▶ [REQUIREMENT]: In the article text below, list every person or character identified there by both a first and a last name.

DOCUMENT TEXT below:

HVAC in Popular Movies: Did Hollywood Get It Right? 'Boondock Saints' Edition
Editor’s note: Hollywood long has been known for—ahem—taking liberties with the truth (just ask any composite character). In HPAC Engineering’s ongoing series “HVAC in Popular Movies: Did Hollywood Get It Right?," Ron Wilkinson, a professional engineer who moonlights as a film critic, takes a look at movies and television series whose makers may or may not have let HVAC fundamentals get in the way of a good story.
The Boondock Saints (1999)
In this cult crime film, Sean Patrick Flanery and Norman Reedus play Connor and Murphy MacManus, Irish American brothers who believe they are on a mission from God to rid their home city of Boston of evil by killing off mobsters one by one or, in one scene, nine at a time.
After learning of a meeting of Russian crime bosses at a hotel, the vigilantes stock up on weaponry from a local underground arms dealer. Connor (Flanery), to Murphy’s dismay, insists they need rope because Charles Bronson always has “a lot of rope strapped around him in the movies, and they always end up using it.”

End of DOCUMENT TEXT.
DATA EXTRACTS below:

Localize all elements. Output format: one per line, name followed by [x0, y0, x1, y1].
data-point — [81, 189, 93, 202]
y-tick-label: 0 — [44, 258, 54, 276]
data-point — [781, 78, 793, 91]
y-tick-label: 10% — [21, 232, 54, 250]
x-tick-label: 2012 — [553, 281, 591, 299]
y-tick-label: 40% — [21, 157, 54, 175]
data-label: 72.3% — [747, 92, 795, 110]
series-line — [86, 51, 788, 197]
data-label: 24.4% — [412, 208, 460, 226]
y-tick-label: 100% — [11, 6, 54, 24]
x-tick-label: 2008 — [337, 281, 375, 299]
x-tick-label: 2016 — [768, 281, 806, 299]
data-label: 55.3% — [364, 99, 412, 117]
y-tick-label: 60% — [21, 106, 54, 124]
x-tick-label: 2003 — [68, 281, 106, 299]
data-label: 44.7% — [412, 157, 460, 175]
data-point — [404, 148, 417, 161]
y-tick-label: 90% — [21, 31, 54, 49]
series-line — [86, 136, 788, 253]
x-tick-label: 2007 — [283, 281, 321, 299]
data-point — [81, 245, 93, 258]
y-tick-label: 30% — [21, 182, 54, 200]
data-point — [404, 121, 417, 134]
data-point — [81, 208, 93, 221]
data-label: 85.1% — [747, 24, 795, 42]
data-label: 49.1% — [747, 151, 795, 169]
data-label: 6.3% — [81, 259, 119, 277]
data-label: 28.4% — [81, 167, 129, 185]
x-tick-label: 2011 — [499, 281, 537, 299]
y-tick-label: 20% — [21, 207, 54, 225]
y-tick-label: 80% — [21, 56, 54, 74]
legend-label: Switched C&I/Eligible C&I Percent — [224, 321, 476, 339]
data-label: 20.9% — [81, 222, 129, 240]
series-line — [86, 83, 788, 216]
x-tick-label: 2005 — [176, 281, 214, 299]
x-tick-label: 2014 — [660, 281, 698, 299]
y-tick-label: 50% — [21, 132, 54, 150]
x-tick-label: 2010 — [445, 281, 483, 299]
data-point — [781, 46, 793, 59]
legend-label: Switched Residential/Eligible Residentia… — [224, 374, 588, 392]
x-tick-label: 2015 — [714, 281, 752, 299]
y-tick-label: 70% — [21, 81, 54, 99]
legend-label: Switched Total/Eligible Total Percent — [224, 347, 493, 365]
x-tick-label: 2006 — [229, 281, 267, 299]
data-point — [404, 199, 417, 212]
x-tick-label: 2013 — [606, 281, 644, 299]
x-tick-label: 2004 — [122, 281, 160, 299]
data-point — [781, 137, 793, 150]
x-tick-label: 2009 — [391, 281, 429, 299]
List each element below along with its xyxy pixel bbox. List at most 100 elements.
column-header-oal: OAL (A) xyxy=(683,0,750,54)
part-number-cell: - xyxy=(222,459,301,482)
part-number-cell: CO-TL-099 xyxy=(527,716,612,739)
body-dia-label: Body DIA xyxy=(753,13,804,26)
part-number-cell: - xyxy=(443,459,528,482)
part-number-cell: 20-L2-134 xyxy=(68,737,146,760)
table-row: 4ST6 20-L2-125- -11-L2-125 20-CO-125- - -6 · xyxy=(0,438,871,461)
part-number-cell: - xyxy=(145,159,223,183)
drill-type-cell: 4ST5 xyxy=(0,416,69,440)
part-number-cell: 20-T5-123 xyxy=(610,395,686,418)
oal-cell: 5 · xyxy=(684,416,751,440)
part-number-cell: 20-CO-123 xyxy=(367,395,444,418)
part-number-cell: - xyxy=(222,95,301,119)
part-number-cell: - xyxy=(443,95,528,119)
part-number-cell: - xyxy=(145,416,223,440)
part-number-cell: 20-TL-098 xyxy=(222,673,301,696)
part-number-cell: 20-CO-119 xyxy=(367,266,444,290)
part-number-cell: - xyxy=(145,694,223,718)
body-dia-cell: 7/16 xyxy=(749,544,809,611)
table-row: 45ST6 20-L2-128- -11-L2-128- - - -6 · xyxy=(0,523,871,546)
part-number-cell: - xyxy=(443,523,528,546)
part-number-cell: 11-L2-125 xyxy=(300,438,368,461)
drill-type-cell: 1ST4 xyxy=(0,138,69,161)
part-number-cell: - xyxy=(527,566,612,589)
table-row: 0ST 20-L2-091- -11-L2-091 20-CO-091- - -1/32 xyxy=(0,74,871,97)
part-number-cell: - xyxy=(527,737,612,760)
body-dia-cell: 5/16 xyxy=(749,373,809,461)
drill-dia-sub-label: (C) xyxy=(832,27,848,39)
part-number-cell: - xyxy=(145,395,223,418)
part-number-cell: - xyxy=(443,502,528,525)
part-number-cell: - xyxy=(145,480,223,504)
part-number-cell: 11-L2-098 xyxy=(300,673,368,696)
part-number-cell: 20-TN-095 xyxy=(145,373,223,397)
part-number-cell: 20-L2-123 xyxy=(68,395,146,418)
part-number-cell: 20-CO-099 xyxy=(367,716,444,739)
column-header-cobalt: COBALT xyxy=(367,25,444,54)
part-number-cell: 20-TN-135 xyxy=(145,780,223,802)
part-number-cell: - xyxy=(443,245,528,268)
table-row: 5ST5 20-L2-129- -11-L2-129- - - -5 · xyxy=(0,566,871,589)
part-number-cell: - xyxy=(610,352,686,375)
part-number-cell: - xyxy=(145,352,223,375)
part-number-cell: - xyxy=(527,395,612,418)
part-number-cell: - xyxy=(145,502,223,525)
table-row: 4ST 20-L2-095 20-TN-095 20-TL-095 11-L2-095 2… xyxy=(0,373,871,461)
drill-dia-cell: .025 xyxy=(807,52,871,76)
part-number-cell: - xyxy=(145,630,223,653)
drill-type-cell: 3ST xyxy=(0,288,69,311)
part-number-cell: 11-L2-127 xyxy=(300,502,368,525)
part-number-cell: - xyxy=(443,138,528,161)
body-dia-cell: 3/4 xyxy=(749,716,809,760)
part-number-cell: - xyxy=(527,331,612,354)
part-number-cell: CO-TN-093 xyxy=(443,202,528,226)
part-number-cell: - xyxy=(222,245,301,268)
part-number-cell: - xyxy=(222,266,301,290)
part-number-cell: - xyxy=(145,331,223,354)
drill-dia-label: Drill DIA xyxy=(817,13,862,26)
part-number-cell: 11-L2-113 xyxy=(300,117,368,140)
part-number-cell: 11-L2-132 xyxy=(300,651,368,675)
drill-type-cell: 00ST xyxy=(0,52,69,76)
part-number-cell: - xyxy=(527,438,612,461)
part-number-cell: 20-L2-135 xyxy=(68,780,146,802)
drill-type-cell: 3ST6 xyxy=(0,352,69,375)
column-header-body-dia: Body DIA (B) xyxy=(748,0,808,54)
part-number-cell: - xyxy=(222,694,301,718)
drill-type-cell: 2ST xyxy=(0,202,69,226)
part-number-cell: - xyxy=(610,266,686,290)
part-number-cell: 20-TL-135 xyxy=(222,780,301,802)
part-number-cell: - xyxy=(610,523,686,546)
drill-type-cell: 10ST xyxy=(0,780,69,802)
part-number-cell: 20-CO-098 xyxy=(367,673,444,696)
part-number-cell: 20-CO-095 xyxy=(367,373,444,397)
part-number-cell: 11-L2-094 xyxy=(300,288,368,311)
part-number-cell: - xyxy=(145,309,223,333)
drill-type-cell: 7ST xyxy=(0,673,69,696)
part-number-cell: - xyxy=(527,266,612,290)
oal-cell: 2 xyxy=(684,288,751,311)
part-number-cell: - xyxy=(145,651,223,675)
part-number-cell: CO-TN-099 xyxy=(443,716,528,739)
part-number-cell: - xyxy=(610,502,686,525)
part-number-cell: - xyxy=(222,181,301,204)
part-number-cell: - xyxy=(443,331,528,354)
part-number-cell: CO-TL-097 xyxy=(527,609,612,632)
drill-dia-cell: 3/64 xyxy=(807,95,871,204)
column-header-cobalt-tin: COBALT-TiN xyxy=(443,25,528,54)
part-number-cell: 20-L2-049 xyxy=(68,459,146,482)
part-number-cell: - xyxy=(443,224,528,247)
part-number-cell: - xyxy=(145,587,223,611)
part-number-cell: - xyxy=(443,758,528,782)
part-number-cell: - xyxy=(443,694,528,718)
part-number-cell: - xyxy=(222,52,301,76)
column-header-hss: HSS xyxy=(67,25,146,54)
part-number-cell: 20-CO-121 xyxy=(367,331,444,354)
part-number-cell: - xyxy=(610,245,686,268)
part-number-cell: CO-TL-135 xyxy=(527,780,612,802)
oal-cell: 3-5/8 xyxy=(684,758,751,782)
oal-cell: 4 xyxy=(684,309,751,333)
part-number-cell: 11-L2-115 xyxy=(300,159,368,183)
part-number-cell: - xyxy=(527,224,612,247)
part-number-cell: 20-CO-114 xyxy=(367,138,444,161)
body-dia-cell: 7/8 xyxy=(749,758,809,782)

End of DATA EXTRACTS.

▶ [SOLUTION TO THE PROBLEM]:
Ron Wilkinson
Sean Patrick Flanery
Norman Reedus
Connor MacManus
Murphy MacManus
Charles Bronson